:: TEXT SECTION ::
Sugar Wash - Prestige 48 hour,
Sugar Wash - Prestige 48 hour, 15 lbs sugar, 6.5 gallons cooking in my wine plastic bucket.
Okay - How do I know when the wash is done? I have a water airlock on it, so my assumption is it will be done when the airlock stops bubbling?
I have a hydrometer and alchometer. What should the ending specific gravity be? I've searched homedistiller.org and it has a specific gravity for a molasses wash at .990. Are all specific gravities for all washes ending at .990?
I've also read that I should have used a glass carboy (I have one). Does this matter that I used plastic?
Lastly do you need to do anything to the wash before you put it the still?
Hello, I am not a pro but wil
Hello, I am not a pro but will offer what I know.
When the sg is below 1.0 and the airlock stops bubbling the wash is done. If the airlock stops bubbling and the sg is not below 1.0 then it is stuck.
Glass vs. plastic? From what I have read, glass is preferable for long-term fermentation or settling as the glass is not permeable to oxygen where plastic is. I don't think it will really matter in a short fermentation.
Wait 5 to 6 days before siphon
Wait 5 to 6 days before siphoning into your boiler. Techneclly, it shold be finished in 2 days, but wait anyway. You will convert more sugar and get a higher yield abv. Use food grade plastic for your fermentaton vessel (usually opaque but white plastic pails seem safe too). No, a wash such as you have made (vodka) will be different from rum. Don't worry too much with Prestige since it makes very clean, high alcohol. As to your last question, no, just wait till most (not all will settle out) of the sedimate clears (again a total of 5-6 days should be enough), and be careful not to stir it up again when you transfer it to the still.
Let us know how your first attempt turns out, I,m betting it will be good!
I found this on another commer
I found this on another commercial webpage - it seems to answer my questions on specific gravity and confirms Jeff Miller's response.
:::
* **WHAT YOU SHOULD DO**: Rewrite the sugar wash thread from "I've also read" up to and including "what I know.", changing "glass carboy" to "glass jug". The records that come next are separate material, unrelated to the sugar wash thread.
:: DATA ::
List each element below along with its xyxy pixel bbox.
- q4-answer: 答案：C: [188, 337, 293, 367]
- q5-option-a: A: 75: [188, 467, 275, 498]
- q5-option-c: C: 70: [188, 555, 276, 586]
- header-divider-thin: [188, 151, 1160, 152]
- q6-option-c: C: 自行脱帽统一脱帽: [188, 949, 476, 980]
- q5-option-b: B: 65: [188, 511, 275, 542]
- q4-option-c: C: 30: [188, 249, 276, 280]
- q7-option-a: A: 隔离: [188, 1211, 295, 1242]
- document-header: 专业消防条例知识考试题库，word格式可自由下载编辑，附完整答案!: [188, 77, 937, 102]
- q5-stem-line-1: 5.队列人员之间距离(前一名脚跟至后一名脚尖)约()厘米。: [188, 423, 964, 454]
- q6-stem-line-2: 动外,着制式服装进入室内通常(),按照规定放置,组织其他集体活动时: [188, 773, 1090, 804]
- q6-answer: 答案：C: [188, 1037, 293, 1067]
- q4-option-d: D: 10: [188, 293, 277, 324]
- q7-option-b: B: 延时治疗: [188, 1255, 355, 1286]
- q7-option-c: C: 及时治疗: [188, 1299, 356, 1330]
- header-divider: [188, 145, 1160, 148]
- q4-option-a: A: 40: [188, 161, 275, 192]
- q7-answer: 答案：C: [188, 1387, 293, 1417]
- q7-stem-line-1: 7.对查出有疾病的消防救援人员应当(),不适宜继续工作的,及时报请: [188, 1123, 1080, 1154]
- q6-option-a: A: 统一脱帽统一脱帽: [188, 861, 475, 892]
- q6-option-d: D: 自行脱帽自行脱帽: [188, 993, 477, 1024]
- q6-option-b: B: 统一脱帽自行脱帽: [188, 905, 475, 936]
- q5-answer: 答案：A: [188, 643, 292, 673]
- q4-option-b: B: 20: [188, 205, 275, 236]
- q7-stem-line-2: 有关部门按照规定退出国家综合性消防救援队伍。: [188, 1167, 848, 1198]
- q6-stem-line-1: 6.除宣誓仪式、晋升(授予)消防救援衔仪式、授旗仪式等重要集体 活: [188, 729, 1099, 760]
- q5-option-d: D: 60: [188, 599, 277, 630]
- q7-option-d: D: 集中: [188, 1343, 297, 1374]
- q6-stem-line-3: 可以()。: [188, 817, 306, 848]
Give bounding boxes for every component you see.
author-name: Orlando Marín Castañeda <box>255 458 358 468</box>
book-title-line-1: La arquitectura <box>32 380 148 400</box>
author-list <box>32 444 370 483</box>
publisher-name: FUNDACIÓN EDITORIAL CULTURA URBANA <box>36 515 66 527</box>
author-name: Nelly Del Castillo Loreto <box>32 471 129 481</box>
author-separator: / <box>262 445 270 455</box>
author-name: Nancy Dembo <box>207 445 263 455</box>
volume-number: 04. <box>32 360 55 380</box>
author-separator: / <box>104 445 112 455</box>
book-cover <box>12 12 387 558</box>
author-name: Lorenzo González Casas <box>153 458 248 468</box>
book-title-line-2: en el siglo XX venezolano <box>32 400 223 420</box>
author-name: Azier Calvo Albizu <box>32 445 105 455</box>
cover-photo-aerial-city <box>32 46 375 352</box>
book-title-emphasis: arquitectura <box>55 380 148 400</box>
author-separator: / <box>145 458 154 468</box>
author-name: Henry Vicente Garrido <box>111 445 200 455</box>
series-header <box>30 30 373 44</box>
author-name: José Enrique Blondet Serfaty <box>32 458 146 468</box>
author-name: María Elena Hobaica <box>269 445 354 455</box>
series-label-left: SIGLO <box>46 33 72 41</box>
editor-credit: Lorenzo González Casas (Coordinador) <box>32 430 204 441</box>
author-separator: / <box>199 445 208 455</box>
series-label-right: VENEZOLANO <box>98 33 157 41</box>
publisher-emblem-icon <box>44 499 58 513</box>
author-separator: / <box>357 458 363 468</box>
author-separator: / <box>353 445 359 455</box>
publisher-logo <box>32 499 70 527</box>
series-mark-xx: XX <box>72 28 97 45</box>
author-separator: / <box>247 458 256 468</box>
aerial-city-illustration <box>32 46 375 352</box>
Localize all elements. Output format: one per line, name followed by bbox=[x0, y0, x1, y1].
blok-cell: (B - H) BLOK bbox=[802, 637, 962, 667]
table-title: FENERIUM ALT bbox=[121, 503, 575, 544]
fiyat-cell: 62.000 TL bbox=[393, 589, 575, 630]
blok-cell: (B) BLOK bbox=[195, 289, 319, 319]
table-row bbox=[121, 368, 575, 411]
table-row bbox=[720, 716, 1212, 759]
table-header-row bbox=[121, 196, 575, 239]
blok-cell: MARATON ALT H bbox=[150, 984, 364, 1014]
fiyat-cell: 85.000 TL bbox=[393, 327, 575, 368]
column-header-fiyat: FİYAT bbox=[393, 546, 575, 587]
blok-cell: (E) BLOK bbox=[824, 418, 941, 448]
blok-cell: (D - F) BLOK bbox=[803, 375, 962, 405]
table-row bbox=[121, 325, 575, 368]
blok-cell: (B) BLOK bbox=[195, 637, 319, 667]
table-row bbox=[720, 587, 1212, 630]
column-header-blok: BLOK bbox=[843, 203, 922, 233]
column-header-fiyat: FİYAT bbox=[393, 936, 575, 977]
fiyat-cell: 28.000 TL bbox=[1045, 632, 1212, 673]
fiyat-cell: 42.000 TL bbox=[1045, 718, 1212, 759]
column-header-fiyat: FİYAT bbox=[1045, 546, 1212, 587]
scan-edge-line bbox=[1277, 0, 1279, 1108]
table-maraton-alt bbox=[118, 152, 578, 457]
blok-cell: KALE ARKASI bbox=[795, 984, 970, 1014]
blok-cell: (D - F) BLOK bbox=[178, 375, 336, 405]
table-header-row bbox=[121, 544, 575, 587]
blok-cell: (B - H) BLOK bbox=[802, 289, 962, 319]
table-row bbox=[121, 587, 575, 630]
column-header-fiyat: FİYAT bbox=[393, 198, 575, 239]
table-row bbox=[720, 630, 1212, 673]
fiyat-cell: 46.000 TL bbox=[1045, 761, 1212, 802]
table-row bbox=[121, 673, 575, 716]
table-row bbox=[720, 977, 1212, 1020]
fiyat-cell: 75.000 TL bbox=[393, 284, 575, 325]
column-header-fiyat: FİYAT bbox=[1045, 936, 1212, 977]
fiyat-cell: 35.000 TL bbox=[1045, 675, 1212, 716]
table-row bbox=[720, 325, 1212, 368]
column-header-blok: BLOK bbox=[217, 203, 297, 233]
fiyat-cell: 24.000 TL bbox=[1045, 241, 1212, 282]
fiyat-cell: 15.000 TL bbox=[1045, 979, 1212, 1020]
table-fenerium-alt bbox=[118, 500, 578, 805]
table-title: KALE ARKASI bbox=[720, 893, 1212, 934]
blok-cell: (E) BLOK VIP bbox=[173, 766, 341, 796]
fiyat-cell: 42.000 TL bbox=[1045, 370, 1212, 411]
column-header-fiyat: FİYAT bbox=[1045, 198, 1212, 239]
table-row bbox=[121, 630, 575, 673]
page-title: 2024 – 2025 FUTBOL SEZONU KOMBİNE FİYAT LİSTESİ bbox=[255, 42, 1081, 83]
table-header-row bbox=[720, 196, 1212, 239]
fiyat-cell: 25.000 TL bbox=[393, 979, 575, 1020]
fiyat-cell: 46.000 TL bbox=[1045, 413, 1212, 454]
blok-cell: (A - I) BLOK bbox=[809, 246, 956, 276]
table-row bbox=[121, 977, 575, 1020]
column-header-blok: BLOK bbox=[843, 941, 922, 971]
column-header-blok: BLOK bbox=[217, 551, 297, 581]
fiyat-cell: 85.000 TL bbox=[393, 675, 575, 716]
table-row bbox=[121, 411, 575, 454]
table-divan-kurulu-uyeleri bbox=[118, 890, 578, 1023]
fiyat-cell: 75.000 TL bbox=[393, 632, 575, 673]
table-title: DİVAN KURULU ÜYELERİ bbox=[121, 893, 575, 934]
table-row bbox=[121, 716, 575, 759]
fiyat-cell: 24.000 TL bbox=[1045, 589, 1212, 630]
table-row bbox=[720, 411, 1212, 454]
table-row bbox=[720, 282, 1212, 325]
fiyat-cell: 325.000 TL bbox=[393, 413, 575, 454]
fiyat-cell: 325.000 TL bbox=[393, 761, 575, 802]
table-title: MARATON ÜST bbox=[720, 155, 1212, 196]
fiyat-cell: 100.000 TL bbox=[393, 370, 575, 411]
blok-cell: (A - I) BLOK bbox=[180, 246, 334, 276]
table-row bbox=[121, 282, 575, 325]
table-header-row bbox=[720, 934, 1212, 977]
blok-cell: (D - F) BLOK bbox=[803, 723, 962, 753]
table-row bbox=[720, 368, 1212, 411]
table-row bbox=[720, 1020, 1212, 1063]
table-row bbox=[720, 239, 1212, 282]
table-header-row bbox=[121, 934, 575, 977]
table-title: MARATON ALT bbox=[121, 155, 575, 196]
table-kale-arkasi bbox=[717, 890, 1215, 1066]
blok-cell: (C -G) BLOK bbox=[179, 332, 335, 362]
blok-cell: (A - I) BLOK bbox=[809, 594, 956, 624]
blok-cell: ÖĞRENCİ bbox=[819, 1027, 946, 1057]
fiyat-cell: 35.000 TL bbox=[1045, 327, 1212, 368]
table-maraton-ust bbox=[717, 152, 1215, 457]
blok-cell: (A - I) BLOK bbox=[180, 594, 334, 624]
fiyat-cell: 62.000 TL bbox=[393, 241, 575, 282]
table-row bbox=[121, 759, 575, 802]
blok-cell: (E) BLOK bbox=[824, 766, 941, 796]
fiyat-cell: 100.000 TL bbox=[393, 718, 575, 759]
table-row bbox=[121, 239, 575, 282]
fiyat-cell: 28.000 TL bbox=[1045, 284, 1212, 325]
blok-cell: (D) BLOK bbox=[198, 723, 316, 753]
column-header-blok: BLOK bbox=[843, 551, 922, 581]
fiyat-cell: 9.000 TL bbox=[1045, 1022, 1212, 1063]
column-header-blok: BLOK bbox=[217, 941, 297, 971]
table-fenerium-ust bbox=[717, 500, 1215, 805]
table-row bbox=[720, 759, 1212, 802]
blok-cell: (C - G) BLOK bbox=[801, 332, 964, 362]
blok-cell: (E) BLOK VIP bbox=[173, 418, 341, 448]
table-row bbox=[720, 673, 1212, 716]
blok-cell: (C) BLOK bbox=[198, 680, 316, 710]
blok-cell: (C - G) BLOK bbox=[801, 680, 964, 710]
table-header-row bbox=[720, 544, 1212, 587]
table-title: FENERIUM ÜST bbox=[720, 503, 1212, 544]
:::
* **SOLUTION TO THIS PROBLEM**:
I've also read that I should have used a glass jug (I have one). Does this matter that I used plastic?
Lastly do you need to do anything to the wash before you put it the still?
Hello, I am not a pro but wil
Hello, I am not a pro but will offer what I know.